(Dataset items)
________________

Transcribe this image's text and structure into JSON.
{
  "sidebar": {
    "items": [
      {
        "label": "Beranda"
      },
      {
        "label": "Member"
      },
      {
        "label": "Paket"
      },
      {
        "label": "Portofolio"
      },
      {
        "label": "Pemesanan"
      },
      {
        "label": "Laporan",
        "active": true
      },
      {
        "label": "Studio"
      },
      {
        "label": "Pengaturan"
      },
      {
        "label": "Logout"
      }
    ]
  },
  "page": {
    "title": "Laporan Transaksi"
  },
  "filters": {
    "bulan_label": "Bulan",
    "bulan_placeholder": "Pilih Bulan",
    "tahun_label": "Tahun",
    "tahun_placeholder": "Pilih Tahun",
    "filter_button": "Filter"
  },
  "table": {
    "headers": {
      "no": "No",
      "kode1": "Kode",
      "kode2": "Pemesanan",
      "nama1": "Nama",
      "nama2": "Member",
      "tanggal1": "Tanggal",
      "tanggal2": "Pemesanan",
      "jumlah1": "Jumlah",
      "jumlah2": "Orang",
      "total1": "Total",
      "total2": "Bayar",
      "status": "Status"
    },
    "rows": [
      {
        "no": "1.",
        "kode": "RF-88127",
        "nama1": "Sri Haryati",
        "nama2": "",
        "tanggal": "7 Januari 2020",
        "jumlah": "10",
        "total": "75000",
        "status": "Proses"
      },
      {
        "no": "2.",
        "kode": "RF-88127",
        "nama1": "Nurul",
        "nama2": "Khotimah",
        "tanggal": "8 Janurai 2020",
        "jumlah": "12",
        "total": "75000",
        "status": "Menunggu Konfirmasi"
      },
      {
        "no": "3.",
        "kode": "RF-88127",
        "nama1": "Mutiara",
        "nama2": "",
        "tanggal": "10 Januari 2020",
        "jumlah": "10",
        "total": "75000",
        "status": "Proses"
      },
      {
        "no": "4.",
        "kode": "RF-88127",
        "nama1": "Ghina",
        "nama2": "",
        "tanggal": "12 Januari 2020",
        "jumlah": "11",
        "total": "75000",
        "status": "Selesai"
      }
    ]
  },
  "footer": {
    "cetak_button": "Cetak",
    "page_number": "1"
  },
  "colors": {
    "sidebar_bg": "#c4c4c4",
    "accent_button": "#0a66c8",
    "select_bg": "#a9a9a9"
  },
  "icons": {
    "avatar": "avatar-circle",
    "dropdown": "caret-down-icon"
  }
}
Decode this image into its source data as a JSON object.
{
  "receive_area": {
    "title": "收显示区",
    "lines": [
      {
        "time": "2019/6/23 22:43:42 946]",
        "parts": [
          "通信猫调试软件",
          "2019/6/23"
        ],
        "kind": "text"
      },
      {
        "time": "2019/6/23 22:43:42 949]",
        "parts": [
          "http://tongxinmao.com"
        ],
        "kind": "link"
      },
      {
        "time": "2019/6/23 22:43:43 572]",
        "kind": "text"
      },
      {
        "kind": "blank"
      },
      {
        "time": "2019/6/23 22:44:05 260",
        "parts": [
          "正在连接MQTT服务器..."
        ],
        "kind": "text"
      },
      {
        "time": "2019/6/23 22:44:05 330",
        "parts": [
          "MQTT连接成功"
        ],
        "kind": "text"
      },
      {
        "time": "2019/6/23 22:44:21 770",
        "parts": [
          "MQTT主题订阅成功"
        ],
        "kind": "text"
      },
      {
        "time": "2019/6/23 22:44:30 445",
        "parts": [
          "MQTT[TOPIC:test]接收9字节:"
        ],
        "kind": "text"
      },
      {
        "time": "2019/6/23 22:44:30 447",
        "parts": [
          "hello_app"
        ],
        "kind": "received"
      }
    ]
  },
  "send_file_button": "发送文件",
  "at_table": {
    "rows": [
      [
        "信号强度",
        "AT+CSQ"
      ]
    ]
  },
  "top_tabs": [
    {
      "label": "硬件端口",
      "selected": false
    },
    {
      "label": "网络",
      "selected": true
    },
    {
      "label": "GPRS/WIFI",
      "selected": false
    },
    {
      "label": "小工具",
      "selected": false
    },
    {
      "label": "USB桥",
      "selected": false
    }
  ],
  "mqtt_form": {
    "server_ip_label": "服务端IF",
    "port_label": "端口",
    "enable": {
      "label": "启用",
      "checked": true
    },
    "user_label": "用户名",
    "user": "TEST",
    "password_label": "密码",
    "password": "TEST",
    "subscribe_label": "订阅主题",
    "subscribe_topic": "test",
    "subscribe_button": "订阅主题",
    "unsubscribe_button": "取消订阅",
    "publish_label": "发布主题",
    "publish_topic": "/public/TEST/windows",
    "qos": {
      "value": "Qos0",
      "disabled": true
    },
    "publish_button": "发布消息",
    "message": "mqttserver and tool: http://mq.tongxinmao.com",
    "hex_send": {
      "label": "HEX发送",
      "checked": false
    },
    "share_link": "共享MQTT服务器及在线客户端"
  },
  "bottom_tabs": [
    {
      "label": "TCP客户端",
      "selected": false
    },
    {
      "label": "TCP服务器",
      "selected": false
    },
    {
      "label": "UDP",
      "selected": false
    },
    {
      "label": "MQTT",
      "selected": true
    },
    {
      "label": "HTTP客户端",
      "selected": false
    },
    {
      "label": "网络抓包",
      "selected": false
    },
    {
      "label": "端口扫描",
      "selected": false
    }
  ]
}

________________

TASK STATEMENT -
Extract all of the data shown above without alteration.

TASK ANSWER -
Transcribe this image's text and structure into JSON.
{
  "sidebar": {
    "items": [
      {
        "label": "Beranda"
      },
      {
        "label": "Member"
      },
      {
        "label": "Paket"
      },
      {
        "label": "Portofolio"
      },
      {
        "label": "Pemesanan"
      },
      {
        "label": "Laporan",
        "active": true
      },
      {
        "label": "Studio"
      },
      {
        "label": "Pengaturan"
      },
      {
        "label": "Logout"
      }
    ]
  },
  "page": {
    "title": "Laporan Transaksi"
  },
  "filters": {
    "bulan_label": "Bulan",
    "bulan_placeholder": "Pilih Bulan",
    "tahun_label": "Tahun",
    "tahun_placeholder": "Pilih Tahun",
    "filter_button": "Filter"
  },
  "table": {
    "headers": {
      "no": "No",
      "kode1": "Kode",
      "kode2": "Pemesanan",
      "nama1": "Nama",
      "nama2": "Member",
      "tanggal1": "Tanggal",
      "tanggal2": "Pemesanan",
      "jumlah1": "Jumlah",
      "jumlah2": "Orang",
      "total1": "Total",
      "total2": "Bayar",
      "status": "Status"
    },
    "rows": [
      {
        "no": "1.",
        "kode": "RF-88127",
        "nama1": "Sri Haryati",
        "nama2": "",
        "tanggal": "7 Januari 2020",
        "jumlah": "10",
        "total": "75000",
        "status": "Proses"
      },
      {
        "no": "2.",
        "kode": "RF-88127",
        "nama1": "Nurul",
        "nama2": "Khotimah",
        "tanggal": "8 Janurai 2020",
        "jumlah": "12",
        "total": "75000",
        "status": "Menunggu Konfirmasi"
      },
      {
        "no": "3.",
        "kode": "RF-88127",
        "nama1": "Mutiara",
        "nama2": "",
        "tanggal": "10 Januari 2020",
        "jumlah": "10",
        "total": "75000",
        "status": "Proses"
      },
      {
        "no": "4.",
        "kode": "RF-88127",
        "nama1": "Ghina",
        "nama2": "",
        "tanggal": "12 Januari 2020",
        "jumlah": "11",
        "total": "75000",
        "status": "Selesai"
      }
    ]
  },
  "footer": {
    "cetak_button": "Cetak",
    "page_number": "1"
  },
  "colors": {
    "sidebar_bg": "#c4c4c4",
    "accent_button": "#0a66c8",
    "select_bg": "#a9a9a9"
  },
  "icons": {
    "avatar": "avatar-circle",
    "dropdown": "caret-down-icon"
  }
}
Decode this image into its source data as a JSON object.
{
  "receive_area": {
    "title": "收显示区",
    "lines": [
      {
        "time": "2019/6/23 22:43:42 946]",
        "parts": [
          "通信猫调试软件",
          "2019/6/23"
        ],
        "kind": "text"
      },
      {
        "time": "2019/6/23 22:43:42 949]",
        "parts": [
          "http://tongxinmao.com"
        ],
        "kind": "link"
      },
      {
        "time": "2019/6/23 22:43:43 572]",
        "kind": "text"
      },
      {
        "kind": "blank"
      },
      {
        "time": "2019/6/23 22:44:05 260",
        "parts": [
          "正在连接MQTT服务器..."
        ],
        "kind": "text"
      },
      {
        "time": "2019/6/23 22:44:05 330",
        "parts": [
          "MQTT连接成功"
        ],
        "kind": "text"
      },
      {
        "time": "2019/6/23 22:44:21 770",
        "parts": [
          "MQTT主题订阅成功"
        ],
        "kind": "text"
      },
      {
        "time": "2019/6/23 22:44:30 445",
        "parts": [
          "MQTT[TOPIC:test]接收9字节:"
        ],
        "kind": "text"
      },
      {
        "time": "2019/6/23 22:44:30 447",
        "parts": [
          "hello_app"
        ],
        "kind": "received"
      }
    ]
  },
  "send_file_button": "发送文件",
  "at_table": {
    "rows": [
      [
        "信号强度",
        "AT+CSQ"
      ]
    ]
  },
  "top_tabs": [
    {
      "label": "硬件端口",
      "selected": false
    },
    {
      "label": "网络",
      "selected": true
    },
    {
      "label": "GPRS/WIFI",
      "selected": false
    },
    {
      "label": "小工具",
      "selected": false
    },
    {
      "label": "USB桥",
      "selected": false
    }
  ],
  "mqtt_form": {
    "server_ip_label": "服务端IF",
    "port_label": "端口",
    "enable": {
      "label": "启用",
      "checked": true
    },
    "user_label": "用户名",
    "user": "TEST",
    "password_label": "密码",
    "password": "TEST",
    "subscribe_label": "订阅主题",
    "subscribe_topic": "test",
    "subscribe_button": "订阅主题",
    "unsubscribe_button": "取消订阅",
    "publish_label": "发布主题",
    "publish_topic": "/public/TEST/windows",
    "qos": {
      "value": "Qos0",
      "disabled": true
    },
    "publish_button": "发布消息",
    "message": "mqttserver and tool: http://mq.tongxinmao.com",
    "hex_send": {
      "label": "HEX发送",
      "checked": false
    },
    "share_link": "共享MQTT服务器及在线客户端"
  },
  "bottom_tabs": [
    {
      "label": "TCP客户端",
      "selected": false
    },
    {
      "label": "TCP服务器",
      "selected": false
    },
    {
      "label": "UDP",
      "selected": false
    },
    {
      "label": "MQTT",
      "selected": true
    },
    {
      "label": "HTTP客户端",
      "selected": false
    },
    {
      "label": "网络抓包",
      "selected": false
    },
    {
      "label": "端口扫描",
      "selected": false
    }
  ]
}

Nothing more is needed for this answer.